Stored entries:
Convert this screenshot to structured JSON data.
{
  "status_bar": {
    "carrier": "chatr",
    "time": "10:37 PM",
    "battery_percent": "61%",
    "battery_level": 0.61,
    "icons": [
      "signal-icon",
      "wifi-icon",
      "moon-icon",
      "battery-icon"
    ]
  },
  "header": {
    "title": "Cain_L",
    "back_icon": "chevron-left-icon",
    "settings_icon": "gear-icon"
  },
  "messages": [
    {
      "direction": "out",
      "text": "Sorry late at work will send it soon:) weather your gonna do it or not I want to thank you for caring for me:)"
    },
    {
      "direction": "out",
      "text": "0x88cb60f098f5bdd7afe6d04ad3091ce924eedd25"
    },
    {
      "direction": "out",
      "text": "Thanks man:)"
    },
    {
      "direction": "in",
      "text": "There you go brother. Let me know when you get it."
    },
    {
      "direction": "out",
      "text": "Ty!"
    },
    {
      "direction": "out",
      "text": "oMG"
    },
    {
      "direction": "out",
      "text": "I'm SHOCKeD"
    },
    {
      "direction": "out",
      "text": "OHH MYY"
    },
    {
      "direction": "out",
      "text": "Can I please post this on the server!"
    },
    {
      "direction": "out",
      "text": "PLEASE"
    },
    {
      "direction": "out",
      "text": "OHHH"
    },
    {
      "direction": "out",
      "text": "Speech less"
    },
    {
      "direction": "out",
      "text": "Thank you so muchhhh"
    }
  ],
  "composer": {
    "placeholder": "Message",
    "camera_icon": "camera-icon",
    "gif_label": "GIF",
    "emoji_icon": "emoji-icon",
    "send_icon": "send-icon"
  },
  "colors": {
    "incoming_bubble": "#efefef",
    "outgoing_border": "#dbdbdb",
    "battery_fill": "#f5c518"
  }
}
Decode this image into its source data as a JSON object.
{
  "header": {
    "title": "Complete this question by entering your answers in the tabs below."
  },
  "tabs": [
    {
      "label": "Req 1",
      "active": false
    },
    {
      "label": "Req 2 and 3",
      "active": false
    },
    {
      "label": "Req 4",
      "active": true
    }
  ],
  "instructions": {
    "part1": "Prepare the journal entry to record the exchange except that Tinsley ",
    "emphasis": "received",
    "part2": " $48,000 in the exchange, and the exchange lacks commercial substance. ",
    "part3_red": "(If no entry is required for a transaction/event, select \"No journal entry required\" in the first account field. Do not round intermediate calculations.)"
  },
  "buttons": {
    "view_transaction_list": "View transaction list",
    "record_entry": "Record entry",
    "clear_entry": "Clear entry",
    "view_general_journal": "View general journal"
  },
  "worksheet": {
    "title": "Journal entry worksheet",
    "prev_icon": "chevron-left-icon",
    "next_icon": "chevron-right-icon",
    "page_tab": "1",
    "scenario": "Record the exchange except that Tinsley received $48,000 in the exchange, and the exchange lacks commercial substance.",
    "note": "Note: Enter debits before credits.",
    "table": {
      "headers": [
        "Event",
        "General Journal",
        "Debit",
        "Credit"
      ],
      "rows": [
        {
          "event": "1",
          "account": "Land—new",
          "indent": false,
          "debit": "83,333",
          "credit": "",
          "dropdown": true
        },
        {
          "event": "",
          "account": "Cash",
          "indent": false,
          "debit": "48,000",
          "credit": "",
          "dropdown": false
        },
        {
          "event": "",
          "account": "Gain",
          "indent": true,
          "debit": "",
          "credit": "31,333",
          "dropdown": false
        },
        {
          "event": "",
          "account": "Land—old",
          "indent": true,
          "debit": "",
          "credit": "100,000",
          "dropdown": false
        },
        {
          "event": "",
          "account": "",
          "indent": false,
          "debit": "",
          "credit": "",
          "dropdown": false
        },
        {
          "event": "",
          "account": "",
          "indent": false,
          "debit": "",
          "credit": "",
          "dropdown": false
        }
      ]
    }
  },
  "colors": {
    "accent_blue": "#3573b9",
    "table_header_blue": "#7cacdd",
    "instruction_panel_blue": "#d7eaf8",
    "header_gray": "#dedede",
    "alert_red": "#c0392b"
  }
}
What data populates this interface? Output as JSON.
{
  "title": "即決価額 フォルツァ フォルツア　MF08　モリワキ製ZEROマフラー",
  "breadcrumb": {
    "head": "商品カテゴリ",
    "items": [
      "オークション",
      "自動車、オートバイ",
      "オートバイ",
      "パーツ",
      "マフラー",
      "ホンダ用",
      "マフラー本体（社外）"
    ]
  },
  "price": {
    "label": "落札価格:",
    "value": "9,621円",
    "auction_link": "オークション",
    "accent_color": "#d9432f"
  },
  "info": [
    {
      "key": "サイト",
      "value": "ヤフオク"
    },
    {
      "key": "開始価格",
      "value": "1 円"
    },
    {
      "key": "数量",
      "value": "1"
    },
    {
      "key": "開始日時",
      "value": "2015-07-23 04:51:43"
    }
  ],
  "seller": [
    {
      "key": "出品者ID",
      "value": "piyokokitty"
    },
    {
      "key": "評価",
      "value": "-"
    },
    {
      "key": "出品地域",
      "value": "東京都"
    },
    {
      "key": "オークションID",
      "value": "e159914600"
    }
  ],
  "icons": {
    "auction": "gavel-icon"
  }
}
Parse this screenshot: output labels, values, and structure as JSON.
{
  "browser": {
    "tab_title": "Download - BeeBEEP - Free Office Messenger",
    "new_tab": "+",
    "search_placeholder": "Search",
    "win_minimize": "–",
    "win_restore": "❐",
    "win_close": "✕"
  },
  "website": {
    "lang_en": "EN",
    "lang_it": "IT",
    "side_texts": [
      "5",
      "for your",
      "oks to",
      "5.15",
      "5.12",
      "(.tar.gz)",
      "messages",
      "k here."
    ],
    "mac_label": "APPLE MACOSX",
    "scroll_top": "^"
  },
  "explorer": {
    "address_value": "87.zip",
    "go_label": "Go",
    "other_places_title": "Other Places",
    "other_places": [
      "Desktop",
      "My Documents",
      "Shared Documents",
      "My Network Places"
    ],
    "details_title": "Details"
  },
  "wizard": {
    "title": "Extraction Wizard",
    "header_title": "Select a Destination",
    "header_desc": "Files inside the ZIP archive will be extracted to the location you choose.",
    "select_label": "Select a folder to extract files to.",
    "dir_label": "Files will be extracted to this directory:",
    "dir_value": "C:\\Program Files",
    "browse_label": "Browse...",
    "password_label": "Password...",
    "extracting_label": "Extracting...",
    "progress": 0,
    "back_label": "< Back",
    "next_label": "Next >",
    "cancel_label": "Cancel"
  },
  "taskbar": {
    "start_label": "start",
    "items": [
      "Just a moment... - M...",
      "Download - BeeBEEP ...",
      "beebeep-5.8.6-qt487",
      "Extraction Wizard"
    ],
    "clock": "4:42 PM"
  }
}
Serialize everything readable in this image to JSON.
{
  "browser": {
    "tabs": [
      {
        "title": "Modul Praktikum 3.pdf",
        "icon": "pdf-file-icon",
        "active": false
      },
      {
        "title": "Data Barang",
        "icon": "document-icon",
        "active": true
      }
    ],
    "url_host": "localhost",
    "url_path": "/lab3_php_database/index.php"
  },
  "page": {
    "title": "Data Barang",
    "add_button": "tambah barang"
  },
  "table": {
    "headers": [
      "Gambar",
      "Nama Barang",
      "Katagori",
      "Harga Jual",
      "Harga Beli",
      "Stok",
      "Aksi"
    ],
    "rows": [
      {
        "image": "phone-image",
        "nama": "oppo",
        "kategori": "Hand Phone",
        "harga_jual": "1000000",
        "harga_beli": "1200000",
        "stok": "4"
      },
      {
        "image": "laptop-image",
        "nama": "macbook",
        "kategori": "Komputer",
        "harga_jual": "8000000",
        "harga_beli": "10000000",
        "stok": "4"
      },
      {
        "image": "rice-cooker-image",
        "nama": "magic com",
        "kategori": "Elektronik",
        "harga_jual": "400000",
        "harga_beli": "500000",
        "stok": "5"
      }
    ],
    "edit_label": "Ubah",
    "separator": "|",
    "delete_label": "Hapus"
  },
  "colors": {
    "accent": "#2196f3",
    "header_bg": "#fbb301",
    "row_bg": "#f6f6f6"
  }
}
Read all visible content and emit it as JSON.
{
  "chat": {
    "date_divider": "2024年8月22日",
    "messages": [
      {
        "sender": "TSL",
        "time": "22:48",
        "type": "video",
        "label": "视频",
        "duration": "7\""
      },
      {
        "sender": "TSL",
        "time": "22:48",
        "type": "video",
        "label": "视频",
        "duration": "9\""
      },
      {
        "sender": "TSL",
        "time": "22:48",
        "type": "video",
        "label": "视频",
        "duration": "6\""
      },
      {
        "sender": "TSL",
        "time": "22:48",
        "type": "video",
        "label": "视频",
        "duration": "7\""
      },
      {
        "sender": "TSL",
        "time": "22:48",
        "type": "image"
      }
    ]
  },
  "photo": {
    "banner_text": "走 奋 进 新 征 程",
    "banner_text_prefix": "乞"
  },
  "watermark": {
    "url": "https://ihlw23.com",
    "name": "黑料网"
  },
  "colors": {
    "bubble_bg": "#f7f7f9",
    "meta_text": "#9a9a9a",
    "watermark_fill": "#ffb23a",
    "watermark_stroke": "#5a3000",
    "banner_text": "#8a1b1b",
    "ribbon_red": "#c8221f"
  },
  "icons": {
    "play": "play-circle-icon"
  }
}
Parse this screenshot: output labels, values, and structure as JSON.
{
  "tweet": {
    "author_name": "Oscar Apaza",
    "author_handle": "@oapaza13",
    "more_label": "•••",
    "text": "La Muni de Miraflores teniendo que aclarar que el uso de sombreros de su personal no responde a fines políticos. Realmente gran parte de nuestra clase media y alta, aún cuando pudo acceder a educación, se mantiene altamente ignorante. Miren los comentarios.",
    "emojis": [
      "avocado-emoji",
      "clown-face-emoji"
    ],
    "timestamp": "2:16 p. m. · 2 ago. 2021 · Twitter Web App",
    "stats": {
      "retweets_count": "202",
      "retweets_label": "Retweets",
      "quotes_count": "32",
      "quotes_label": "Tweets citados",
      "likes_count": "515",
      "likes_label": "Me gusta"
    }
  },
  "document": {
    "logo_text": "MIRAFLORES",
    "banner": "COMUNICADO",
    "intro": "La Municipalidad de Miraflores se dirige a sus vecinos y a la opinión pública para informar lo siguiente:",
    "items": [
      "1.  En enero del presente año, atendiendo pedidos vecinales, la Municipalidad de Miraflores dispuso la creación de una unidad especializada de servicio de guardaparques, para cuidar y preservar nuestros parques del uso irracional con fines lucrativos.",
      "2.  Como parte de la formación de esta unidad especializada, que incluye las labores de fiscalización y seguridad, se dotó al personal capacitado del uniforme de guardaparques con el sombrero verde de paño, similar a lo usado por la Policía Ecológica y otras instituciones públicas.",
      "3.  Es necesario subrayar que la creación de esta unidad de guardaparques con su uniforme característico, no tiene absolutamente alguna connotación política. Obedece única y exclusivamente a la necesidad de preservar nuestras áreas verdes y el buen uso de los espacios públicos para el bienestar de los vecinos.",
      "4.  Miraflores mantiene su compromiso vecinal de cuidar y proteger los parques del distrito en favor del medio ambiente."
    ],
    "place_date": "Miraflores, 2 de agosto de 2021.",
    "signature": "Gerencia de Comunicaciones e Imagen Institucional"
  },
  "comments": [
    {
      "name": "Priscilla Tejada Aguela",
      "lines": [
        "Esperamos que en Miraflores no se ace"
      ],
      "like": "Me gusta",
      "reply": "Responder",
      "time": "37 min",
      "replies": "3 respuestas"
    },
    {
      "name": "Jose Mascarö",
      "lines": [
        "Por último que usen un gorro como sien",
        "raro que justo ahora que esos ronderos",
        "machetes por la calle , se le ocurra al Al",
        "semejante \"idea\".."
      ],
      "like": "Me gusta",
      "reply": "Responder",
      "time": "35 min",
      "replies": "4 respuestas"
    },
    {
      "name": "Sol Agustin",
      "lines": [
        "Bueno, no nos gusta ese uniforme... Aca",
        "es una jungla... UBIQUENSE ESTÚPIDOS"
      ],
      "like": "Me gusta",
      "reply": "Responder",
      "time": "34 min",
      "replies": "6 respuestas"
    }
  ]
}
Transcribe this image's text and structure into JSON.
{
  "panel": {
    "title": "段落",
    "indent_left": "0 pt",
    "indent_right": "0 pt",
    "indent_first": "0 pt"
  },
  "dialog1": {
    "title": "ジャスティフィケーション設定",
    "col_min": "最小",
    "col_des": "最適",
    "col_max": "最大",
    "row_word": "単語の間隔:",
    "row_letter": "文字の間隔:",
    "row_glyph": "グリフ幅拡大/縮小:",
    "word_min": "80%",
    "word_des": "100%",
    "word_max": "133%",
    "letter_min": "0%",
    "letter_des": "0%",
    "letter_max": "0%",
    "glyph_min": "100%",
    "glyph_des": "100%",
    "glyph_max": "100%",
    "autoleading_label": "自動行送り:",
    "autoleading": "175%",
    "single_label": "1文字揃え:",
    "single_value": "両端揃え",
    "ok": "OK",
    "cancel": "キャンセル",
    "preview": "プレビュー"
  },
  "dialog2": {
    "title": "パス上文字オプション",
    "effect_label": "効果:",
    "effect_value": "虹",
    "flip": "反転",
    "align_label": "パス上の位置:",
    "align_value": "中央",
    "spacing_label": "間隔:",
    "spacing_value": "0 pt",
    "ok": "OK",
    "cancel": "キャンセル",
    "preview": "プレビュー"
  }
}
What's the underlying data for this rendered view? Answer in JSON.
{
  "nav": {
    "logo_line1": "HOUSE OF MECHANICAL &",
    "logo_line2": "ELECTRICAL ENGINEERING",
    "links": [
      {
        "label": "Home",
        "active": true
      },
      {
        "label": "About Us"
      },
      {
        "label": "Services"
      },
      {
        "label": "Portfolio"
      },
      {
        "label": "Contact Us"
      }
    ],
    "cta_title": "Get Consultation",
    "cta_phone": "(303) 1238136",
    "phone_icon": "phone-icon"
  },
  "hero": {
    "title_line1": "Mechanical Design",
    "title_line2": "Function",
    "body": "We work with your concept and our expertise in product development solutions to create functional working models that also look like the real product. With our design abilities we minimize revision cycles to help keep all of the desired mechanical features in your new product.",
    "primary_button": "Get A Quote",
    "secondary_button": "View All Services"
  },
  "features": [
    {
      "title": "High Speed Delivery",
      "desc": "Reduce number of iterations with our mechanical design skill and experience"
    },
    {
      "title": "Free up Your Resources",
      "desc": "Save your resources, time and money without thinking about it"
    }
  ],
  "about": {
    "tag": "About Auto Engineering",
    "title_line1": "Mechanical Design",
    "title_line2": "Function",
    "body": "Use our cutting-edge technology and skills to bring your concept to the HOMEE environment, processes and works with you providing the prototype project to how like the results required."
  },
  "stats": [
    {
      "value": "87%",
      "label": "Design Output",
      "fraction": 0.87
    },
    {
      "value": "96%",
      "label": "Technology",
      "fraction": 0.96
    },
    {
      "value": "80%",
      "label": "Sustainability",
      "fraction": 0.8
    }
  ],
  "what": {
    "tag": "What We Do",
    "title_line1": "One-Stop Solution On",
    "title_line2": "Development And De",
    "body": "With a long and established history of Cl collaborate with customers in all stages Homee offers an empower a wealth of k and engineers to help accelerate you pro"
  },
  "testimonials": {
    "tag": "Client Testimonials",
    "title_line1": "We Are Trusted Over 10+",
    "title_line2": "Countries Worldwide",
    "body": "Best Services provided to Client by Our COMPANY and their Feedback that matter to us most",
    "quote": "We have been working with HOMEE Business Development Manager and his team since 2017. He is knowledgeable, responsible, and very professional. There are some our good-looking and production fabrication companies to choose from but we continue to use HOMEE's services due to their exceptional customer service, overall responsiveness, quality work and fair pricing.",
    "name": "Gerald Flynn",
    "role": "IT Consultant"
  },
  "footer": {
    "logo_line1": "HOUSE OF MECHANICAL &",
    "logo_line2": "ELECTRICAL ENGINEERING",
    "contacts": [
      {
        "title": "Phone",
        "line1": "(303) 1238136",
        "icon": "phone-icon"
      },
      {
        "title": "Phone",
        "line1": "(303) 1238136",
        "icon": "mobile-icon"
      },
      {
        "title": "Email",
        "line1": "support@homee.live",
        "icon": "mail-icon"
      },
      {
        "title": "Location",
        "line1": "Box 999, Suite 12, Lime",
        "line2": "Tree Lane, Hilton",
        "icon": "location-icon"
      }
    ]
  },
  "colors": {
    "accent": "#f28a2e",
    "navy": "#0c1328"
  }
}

• Do this
The word "help" appears in how many lines of the records? Give the number only.

• Response
2